Look through the entries below and count the lines with the word "this" in them; give only the number.

• _Stored items_:
┄┄┄┄┄┄

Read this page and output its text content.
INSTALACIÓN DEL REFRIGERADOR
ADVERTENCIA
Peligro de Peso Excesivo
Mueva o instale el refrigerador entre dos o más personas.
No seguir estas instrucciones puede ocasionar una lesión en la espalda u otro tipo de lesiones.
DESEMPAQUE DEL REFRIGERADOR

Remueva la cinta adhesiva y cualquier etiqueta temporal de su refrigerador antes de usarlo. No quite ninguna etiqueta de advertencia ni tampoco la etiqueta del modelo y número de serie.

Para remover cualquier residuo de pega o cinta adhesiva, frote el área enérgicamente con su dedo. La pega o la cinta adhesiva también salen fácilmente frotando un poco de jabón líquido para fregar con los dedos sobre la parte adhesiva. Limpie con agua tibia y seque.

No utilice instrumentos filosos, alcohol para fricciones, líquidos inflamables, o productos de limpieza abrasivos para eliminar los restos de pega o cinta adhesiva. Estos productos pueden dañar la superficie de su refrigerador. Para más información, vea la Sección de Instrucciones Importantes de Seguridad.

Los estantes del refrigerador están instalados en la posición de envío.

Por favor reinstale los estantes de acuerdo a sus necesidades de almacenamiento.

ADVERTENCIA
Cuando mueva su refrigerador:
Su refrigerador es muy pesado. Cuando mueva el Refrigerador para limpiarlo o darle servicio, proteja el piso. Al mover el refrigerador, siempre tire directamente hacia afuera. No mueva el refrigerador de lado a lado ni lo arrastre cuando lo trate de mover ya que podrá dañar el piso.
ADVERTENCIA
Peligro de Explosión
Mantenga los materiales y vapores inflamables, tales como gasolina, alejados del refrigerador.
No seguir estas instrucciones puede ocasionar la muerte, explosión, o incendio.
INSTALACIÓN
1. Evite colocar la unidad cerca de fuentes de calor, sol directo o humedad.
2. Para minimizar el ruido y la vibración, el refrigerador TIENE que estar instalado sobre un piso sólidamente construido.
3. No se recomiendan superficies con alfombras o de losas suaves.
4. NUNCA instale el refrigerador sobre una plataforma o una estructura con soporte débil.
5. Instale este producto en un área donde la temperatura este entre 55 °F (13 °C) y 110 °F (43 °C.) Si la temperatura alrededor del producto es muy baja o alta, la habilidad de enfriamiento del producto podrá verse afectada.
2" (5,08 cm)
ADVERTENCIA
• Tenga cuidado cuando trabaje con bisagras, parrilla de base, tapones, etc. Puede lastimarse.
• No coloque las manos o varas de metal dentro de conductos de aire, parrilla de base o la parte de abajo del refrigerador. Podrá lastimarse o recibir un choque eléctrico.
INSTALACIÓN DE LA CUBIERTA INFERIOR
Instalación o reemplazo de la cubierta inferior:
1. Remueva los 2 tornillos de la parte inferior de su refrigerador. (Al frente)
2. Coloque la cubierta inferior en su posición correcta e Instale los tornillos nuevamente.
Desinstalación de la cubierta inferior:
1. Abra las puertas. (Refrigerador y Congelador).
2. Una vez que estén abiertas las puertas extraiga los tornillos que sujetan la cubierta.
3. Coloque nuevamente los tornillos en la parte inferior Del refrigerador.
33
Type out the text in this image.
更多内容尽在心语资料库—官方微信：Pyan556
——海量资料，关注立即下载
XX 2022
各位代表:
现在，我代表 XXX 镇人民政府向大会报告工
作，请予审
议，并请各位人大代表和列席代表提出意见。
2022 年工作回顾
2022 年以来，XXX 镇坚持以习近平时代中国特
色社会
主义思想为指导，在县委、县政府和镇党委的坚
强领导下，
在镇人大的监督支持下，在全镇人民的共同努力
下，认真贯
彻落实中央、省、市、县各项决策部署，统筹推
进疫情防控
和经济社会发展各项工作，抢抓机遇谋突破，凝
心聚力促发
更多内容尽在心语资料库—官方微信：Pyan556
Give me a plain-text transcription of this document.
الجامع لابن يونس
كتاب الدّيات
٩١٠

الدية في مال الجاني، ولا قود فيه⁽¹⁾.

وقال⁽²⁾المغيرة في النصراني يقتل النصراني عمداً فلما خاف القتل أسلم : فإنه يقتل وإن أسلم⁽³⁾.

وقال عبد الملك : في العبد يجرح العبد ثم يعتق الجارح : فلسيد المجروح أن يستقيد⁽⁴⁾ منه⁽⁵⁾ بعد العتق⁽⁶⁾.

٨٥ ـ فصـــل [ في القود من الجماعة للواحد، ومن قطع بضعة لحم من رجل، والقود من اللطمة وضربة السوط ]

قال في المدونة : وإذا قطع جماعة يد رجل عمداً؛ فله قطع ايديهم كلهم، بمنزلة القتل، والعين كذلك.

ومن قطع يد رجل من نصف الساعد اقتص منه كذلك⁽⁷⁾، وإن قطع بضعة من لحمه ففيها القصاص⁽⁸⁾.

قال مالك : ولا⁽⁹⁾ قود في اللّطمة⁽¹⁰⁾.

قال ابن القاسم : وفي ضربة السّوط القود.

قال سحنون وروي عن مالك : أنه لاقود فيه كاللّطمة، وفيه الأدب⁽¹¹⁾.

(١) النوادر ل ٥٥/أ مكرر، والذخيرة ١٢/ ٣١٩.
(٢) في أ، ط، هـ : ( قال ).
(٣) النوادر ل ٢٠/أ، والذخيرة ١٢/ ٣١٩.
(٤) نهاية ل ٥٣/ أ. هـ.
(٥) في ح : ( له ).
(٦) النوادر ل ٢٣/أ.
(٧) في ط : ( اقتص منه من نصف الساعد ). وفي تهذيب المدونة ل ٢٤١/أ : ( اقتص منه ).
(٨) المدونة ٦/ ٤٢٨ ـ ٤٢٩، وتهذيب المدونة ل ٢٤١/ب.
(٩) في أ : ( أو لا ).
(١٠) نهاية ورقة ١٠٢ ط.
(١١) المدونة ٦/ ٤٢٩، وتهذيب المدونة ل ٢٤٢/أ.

┄┄┄┄┄┄

• _Solution to the exercise_:
3